State how many lines of the records contain the string "value", and give no other information.

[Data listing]
>> begin
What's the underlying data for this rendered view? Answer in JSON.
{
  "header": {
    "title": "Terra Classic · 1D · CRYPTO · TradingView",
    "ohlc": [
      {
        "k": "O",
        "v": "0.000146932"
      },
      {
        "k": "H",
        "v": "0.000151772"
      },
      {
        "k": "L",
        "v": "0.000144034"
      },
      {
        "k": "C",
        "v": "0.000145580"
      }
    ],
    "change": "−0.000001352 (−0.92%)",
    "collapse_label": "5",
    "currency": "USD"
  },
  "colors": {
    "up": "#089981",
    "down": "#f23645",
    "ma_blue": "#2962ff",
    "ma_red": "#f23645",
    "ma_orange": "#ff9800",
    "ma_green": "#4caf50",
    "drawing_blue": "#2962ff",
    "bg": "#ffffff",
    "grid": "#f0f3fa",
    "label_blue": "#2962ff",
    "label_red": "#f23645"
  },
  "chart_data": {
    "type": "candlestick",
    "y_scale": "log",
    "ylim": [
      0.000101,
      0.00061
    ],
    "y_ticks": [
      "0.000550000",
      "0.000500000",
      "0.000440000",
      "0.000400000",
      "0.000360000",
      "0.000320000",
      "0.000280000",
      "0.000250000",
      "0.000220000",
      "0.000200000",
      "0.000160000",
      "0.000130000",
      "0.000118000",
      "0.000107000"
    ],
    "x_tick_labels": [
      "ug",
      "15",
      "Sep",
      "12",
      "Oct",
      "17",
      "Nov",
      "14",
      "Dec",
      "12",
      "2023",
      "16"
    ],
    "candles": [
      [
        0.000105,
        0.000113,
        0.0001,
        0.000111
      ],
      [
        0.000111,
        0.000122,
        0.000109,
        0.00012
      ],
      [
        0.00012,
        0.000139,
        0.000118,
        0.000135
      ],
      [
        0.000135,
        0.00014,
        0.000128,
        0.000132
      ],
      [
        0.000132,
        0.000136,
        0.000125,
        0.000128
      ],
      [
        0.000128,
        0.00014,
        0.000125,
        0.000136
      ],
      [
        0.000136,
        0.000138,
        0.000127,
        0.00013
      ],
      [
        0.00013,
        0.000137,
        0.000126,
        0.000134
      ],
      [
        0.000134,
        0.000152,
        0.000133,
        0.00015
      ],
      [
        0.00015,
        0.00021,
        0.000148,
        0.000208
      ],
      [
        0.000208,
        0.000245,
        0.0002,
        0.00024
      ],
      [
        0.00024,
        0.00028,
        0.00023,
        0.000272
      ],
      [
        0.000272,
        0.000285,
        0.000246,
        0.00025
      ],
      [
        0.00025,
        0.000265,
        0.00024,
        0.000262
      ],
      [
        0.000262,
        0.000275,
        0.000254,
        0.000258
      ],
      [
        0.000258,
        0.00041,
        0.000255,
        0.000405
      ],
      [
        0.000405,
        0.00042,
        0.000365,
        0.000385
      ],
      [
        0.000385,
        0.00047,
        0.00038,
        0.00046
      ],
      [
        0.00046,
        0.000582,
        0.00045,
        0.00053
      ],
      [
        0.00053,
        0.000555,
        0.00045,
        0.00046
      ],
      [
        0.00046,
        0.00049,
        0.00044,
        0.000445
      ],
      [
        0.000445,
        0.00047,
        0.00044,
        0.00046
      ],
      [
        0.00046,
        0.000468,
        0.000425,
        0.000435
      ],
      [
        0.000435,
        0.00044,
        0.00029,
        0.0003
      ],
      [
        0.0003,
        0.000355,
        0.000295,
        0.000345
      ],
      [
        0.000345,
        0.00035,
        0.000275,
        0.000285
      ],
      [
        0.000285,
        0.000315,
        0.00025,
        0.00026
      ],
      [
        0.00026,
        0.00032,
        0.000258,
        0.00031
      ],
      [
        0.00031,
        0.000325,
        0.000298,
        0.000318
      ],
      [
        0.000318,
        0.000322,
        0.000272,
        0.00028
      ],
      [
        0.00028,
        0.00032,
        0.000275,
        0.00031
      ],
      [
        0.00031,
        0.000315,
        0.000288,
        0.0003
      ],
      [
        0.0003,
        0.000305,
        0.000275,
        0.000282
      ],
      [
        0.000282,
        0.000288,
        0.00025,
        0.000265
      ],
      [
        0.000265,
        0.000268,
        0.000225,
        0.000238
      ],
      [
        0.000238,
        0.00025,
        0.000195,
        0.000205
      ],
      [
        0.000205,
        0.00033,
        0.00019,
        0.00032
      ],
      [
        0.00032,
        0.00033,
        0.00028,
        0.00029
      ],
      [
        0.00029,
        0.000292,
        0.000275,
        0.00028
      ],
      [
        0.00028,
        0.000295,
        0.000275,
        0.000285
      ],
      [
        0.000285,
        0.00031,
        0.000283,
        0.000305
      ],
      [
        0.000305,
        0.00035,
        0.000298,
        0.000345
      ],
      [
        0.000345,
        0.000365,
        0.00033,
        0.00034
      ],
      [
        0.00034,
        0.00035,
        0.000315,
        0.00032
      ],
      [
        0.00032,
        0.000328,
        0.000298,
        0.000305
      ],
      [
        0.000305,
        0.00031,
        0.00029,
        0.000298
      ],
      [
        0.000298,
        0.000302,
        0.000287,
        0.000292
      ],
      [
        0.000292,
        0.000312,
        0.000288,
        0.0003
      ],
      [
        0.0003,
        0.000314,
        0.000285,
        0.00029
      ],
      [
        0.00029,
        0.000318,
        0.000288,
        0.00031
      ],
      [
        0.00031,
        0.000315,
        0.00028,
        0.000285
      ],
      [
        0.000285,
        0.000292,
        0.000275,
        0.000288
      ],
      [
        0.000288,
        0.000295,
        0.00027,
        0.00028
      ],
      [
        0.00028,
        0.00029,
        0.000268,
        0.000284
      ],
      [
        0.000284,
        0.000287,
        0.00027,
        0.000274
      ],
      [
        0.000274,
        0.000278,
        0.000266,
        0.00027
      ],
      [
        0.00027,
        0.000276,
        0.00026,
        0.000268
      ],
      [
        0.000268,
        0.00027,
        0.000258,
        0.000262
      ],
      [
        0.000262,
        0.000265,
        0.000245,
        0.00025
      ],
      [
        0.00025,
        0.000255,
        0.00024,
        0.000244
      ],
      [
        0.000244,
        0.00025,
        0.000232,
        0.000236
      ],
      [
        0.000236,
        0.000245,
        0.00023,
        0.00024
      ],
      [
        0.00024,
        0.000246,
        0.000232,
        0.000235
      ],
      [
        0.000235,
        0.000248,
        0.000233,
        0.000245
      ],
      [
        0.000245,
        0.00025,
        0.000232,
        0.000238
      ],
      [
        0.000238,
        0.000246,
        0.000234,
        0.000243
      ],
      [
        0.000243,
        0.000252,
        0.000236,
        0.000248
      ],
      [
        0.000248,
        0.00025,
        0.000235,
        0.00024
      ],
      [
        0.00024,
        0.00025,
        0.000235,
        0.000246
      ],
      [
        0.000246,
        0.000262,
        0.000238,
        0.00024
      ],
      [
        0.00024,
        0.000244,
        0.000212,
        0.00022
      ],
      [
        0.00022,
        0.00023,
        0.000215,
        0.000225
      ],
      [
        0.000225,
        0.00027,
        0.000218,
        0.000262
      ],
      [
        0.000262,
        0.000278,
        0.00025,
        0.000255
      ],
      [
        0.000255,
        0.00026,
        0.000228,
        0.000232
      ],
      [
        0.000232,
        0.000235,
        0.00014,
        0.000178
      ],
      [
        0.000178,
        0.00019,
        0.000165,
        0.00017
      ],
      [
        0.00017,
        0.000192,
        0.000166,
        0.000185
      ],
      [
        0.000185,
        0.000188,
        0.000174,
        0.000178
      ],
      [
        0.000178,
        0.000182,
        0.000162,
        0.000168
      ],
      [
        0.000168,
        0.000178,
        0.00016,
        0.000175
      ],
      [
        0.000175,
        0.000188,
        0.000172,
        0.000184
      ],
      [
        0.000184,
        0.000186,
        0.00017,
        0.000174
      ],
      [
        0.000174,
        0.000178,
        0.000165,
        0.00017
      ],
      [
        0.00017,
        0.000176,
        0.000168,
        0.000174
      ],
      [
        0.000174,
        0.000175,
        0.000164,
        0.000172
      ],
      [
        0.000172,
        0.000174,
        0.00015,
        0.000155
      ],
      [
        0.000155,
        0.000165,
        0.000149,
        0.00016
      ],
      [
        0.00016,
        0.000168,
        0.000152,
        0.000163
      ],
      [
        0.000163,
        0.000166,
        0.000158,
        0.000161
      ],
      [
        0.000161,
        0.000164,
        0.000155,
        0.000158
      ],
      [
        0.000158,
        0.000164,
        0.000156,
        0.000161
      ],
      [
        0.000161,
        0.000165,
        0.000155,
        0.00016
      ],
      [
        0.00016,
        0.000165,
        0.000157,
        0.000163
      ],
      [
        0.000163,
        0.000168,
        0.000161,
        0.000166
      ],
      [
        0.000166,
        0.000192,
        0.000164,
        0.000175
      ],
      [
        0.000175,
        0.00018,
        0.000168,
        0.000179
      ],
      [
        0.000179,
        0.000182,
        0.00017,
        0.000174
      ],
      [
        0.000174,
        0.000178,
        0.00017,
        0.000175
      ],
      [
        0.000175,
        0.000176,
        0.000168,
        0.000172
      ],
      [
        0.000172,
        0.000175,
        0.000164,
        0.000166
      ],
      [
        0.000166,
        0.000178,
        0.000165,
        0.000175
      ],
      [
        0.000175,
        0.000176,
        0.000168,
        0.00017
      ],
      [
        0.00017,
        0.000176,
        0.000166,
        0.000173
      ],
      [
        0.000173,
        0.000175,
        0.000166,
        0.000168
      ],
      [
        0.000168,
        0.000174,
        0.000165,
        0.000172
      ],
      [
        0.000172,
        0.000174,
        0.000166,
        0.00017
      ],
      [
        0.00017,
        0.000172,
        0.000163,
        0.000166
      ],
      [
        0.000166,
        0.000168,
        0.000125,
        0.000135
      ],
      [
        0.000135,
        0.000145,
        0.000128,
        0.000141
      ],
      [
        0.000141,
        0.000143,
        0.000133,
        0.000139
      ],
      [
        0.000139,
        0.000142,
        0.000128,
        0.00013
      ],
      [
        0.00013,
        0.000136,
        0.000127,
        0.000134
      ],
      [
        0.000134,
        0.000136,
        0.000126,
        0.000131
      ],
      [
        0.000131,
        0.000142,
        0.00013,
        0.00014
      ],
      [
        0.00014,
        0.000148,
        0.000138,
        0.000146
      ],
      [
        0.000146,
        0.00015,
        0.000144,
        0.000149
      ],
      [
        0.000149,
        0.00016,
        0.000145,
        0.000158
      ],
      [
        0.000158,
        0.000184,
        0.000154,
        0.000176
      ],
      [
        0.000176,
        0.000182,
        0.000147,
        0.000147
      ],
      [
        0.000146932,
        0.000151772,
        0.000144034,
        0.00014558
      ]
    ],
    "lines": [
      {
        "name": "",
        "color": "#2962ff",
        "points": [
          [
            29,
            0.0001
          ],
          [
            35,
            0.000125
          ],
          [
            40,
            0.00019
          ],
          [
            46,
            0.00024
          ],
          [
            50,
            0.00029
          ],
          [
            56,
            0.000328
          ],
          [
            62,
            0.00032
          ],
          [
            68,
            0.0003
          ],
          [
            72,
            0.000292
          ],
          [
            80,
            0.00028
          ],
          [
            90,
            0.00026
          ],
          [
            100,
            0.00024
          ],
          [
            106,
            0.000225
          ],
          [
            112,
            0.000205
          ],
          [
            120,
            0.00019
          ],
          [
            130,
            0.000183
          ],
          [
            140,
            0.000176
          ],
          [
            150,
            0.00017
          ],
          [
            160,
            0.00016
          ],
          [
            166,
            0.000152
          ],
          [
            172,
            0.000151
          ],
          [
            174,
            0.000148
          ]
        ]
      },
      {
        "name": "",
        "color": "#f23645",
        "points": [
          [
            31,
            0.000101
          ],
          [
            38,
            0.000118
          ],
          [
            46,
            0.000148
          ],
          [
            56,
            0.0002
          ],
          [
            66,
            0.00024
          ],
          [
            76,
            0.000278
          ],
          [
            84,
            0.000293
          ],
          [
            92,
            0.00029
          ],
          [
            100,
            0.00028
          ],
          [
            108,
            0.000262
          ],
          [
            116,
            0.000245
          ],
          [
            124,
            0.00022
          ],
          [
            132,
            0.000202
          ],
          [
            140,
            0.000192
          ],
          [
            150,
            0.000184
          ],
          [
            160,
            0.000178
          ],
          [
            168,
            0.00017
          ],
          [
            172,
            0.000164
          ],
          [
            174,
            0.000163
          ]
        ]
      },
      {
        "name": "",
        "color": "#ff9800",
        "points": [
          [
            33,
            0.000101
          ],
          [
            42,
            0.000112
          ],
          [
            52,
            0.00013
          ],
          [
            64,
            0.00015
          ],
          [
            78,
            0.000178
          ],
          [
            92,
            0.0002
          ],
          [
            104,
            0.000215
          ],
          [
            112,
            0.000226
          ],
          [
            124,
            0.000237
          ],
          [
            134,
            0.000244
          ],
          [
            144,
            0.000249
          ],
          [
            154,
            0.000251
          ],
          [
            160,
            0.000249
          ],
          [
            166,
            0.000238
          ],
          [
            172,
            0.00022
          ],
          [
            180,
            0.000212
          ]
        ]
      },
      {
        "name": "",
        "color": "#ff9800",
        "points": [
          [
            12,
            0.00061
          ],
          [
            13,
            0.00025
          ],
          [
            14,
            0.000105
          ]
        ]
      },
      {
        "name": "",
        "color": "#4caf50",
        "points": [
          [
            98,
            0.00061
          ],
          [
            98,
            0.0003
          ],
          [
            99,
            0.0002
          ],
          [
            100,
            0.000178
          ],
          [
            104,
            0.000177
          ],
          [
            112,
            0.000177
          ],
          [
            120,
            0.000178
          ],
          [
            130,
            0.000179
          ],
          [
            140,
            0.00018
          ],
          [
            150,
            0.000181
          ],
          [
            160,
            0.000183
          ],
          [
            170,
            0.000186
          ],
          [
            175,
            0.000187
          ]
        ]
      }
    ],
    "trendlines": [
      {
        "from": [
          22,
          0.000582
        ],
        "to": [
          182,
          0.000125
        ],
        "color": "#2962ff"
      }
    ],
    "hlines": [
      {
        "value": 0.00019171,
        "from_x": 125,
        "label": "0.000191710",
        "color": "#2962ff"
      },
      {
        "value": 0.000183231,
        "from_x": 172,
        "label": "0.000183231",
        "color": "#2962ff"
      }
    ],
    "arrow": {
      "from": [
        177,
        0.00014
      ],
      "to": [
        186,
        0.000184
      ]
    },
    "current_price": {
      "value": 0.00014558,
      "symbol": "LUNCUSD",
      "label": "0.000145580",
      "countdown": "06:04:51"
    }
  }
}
>> end
> _Response for this exercise_:
3